STATED PROBLEM
Show only lines that include "civilisation".

Stored entries:
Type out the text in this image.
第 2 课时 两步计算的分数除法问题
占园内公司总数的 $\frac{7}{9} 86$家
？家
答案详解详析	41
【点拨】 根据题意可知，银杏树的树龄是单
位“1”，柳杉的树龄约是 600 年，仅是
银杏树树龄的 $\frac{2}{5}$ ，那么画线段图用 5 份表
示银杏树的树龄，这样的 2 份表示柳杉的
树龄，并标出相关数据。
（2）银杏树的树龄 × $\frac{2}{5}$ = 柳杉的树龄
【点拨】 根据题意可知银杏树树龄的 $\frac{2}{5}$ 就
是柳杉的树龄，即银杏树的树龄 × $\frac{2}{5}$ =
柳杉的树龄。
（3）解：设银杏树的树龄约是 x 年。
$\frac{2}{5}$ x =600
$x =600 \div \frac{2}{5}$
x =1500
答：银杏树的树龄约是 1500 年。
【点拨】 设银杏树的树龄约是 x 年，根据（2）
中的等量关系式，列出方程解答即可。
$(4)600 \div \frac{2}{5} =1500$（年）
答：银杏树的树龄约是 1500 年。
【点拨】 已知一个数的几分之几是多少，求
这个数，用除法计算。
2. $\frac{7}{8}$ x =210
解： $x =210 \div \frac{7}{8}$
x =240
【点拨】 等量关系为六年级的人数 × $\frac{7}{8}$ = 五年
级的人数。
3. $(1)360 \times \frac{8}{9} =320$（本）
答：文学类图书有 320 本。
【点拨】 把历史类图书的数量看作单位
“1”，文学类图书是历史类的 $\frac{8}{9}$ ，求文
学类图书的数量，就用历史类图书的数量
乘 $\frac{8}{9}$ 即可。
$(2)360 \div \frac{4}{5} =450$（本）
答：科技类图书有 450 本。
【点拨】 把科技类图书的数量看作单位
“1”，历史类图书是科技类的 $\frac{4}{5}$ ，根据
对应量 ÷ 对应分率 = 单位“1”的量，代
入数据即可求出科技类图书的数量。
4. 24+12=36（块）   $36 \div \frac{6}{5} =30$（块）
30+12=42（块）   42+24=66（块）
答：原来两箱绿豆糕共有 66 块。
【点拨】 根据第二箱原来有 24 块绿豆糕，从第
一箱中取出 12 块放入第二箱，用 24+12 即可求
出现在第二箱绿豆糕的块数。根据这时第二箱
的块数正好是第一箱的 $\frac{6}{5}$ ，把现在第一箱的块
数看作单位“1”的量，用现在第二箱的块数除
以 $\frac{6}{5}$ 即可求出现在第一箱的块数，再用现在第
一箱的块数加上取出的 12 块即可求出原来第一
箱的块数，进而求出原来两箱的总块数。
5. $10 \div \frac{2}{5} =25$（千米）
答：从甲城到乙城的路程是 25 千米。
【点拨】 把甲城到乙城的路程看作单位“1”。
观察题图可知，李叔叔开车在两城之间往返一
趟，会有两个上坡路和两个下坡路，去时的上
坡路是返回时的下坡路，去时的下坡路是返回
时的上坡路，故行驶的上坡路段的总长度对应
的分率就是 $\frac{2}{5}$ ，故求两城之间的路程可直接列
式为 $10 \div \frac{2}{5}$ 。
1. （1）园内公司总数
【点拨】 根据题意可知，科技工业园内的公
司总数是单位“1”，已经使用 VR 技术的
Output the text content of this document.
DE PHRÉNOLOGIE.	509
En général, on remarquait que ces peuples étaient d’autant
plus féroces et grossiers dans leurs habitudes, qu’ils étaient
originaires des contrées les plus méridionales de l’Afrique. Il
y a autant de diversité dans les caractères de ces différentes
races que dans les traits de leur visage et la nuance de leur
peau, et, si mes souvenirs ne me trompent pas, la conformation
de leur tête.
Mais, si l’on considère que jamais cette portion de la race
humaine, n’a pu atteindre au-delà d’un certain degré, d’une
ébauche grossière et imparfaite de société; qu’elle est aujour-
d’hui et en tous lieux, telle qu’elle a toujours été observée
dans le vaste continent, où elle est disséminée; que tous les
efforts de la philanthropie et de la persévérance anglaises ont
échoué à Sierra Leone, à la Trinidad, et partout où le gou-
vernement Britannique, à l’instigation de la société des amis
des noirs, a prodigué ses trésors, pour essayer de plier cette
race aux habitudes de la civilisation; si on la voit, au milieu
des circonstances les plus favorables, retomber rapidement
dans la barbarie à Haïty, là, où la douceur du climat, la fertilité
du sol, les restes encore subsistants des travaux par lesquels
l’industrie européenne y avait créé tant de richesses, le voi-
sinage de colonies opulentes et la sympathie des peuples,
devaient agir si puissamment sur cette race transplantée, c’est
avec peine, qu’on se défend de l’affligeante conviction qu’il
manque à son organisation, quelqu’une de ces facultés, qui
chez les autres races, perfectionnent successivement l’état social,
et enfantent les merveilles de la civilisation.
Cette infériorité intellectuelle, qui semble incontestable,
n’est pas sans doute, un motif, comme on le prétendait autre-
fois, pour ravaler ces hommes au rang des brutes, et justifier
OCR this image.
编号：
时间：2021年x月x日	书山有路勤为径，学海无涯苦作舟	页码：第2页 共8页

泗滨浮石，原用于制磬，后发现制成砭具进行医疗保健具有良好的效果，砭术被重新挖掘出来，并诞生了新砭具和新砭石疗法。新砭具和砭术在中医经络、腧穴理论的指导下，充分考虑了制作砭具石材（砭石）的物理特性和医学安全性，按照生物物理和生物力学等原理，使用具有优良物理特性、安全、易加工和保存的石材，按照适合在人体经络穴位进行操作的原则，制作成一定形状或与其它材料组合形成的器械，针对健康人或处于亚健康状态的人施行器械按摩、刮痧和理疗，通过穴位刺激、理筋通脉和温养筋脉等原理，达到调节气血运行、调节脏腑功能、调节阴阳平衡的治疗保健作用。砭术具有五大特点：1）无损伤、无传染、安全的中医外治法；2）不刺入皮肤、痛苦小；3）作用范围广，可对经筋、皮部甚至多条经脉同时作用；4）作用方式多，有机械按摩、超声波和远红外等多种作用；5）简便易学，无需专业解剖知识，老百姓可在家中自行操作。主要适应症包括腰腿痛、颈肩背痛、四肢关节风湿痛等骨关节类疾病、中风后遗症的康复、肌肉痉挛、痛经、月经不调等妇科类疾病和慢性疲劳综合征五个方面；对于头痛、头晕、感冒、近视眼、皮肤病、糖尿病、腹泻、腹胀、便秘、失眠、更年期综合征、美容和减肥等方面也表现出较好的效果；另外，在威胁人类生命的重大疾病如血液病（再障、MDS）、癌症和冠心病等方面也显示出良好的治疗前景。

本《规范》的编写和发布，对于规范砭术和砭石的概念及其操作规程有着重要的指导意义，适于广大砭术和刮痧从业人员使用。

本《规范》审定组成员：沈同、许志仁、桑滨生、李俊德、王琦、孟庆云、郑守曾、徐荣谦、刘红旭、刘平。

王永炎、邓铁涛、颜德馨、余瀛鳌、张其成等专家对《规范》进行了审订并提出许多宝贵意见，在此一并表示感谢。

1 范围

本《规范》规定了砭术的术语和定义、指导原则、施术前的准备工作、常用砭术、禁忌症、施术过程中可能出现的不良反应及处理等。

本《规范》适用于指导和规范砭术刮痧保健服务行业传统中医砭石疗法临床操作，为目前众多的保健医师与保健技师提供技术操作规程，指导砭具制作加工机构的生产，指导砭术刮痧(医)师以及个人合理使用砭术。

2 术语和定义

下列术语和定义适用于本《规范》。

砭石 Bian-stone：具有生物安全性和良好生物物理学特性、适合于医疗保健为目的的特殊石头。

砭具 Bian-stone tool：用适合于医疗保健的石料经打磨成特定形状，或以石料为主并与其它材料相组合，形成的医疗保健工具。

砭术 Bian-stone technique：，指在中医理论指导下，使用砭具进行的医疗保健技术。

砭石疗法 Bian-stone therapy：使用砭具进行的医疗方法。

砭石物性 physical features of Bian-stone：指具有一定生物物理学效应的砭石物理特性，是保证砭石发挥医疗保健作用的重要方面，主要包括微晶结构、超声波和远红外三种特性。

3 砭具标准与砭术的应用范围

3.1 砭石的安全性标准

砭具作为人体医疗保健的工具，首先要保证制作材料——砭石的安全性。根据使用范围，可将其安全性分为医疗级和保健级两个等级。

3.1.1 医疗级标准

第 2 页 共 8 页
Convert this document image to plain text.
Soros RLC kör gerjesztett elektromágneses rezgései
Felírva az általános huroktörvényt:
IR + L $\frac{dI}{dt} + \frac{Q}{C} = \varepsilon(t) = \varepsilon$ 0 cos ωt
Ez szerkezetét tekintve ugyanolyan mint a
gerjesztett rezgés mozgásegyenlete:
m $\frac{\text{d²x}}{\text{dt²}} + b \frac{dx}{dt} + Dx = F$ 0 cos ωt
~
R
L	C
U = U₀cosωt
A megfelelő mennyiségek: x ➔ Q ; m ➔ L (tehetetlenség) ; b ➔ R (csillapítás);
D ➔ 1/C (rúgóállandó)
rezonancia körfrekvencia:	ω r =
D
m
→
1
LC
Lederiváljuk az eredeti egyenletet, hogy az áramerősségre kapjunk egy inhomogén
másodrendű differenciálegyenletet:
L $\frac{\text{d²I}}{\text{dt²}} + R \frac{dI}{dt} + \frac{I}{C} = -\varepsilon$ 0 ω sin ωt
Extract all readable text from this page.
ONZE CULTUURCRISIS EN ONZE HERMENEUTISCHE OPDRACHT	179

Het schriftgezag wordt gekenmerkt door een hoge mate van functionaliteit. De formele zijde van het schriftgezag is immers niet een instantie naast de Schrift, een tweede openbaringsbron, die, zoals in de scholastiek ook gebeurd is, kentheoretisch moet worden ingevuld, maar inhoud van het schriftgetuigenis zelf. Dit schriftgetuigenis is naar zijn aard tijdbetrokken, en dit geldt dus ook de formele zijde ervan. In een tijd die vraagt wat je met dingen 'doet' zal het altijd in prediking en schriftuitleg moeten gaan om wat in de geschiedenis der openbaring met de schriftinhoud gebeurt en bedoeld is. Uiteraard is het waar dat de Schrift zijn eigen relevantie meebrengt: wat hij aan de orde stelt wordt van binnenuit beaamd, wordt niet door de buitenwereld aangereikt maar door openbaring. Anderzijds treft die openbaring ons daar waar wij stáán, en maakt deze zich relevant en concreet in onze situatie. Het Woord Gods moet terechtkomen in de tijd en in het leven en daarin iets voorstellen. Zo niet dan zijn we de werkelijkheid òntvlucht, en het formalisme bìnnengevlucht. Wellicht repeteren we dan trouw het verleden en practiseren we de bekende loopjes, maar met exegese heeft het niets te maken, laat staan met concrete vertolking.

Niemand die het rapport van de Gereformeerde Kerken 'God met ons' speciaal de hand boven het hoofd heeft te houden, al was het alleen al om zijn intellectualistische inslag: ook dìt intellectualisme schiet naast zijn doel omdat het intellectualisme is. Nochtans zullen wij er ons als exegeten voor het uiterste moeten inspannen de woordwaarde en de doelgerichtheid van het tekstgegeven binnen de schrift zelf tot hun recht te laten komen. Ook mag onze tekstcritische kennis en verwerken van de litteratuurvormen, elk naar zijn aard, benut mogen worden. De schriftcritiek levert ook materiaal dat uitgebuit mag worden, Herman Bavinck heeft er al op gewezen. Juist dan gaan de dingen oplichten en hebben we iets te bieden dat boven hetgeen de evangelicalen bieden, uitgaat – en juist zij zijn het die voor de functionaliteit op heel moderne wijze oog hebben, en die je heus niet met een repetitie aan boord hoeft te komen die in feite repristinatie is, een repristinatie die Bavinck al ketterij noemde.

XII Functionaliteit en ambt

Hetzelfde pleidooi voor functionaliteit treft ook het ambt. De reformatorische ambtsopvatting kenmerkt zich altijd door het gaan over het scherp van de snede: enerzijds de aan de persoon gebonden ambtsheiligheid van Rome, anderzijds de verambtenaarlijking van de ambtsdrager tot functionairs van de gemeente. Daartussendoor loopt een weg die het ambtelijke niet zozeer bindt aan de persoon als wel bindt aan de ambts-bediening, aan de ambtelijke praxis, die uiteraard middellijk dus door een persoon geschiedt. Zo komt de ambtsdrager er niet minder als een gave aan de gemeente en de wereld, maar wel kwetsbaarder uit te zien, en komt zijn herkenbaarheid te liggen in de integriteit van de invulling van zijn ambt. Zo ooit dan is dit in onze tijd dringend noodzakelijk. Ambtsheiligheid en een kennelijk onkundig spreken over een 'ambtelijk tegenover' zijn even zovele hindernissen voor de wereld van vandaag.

EXERCISE SOLUTION
race aux habitudes de la civilisation; si on la voit, au milieu
et enfantent les merveilles de la civilisation.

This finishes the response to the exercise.